● **WORK TO BE COMPLETED**: Make an exact transcription of the material, leaving out all images.

● **RECORDS PROVIDED**:
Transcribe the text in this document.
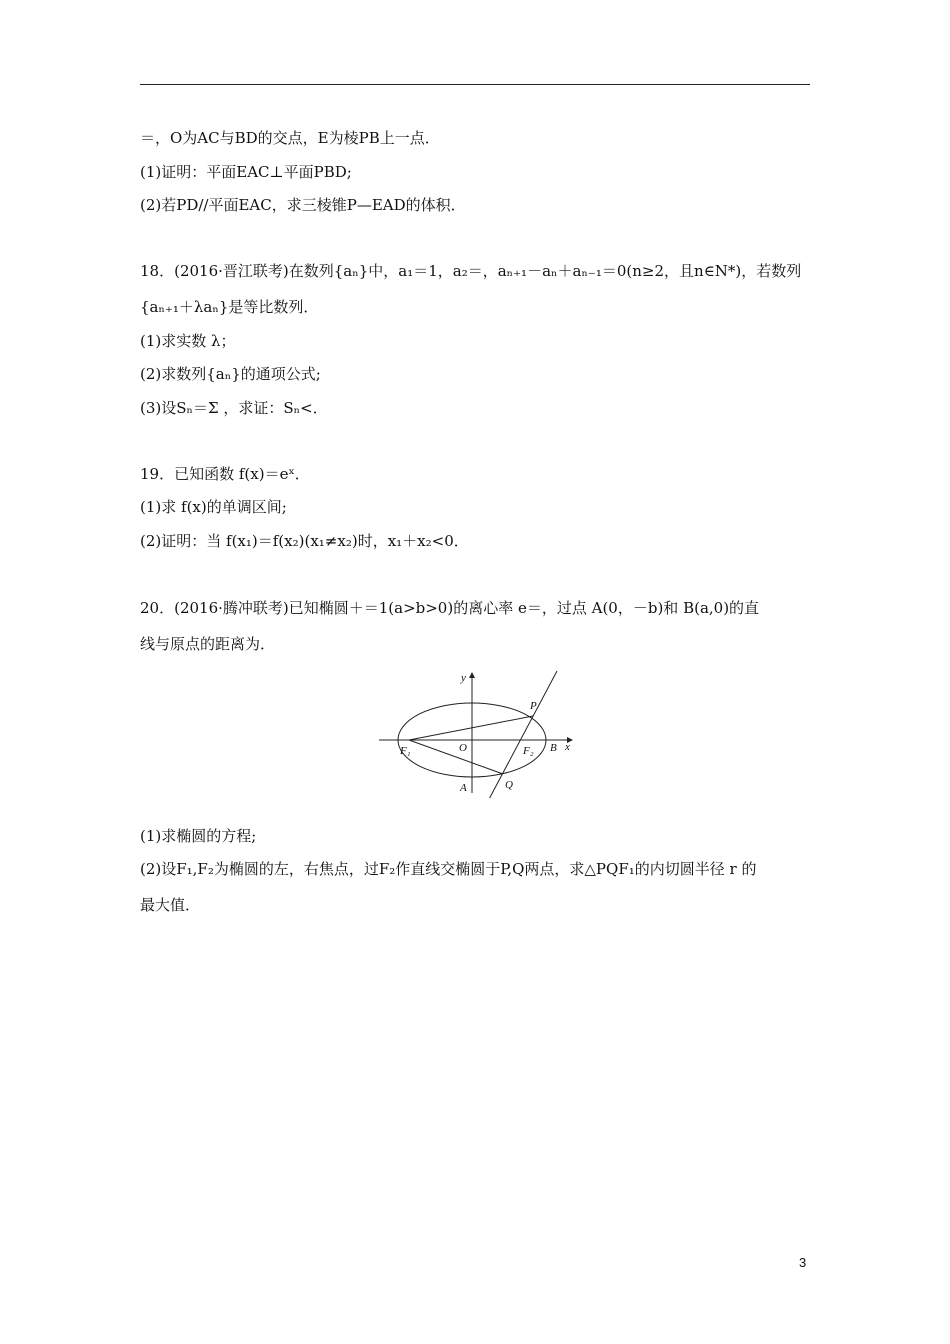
＝，O为AC与BD的交点，E为棱PB上一点．
(1)证明：平面EAC⊥平面PBD;
(2)若PD//平面EAC，求三棱锥P—EAD的体积．
18．(2016·晋江联考)在数列{aₙ}中，a₁＝1，a₂＝，aₙ₊₁－aₙ＋aₙ₋₁＝0(n≥2，且n∈N*)，若数列
{aₙ₊₁＋λaₙ}是等比数列．
(1)求实数 λ；
(2)求数列{aₙ}的通项公式;
(3)设Sₙ＝Σ ，求证：Sₙ<．
19．已知函数 f(x)＝eˣ．
(1)求 f(x)的单调区间;
(2)证明：当 f(x₁)＝f(x₂)(x₁≠x₂)时，x₁＋x₂<0．
20．(2016·腾冲联考)已知椭圆＋＝1(a>b>0)的离心率 e＝，过点 A(0，－b)和 B(a,0)的直
线与原点的距离为．
y
x
P
O
F₁	F₂ B
A	Q
(1)求椭圆的方程;
(2)设F₁,F₂为椭圆的左，右焦点，过F₂作直线交椭圆于P,Q两点，求△PQF₁的内切圆半径 r 的
最大值．
3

● **TASK ANSWER**:
Transcribe the text in this document.
＝，O为AC与BD的交点，E为棱PB上一点．
(1)证明：平面EAC⊥平面PBD;
(2)若PD//平面EAC，求三棱锥P—EAD的体积．
18．(2016·晋江联考)在数列{aₙ}中，a₁＝1，a₂＝，aₙ₊₁－aₙ＋aₙ₋₁＝0(n≥2，且n∈N*)，若数列
{aₙ₊₁＋λaₙ}是等比数列．
(1)求实数 λ；
(2)求数列{aₙ}的通项公式;
(3)设Sₙ＝Σ ，求证：Sₙ<．
19．已知函数 f(x)＝eˣ．
(1)求 f(x)的单调区间;
(2)证明：当 f(x₁)＝f(x₂)(x₁≠x₂)时，x₁＋x₂<0．
20．(2016·腾冲联考)已知椭圆＋＝1(a>b>0)的离心率 e＝，过点 A(0，－b)和 B(a,0)的直
线与原点的距离为．
y
x
P
O
F₁	F₂ B
A	Q
(1)求椭圆的方程;
(2)设F₁,F₂为椭圆的左，右焦点，过F₂作直线交椭圆于P,Q两点，求△PQF₁的内切圆半径 r 的
最大值．
3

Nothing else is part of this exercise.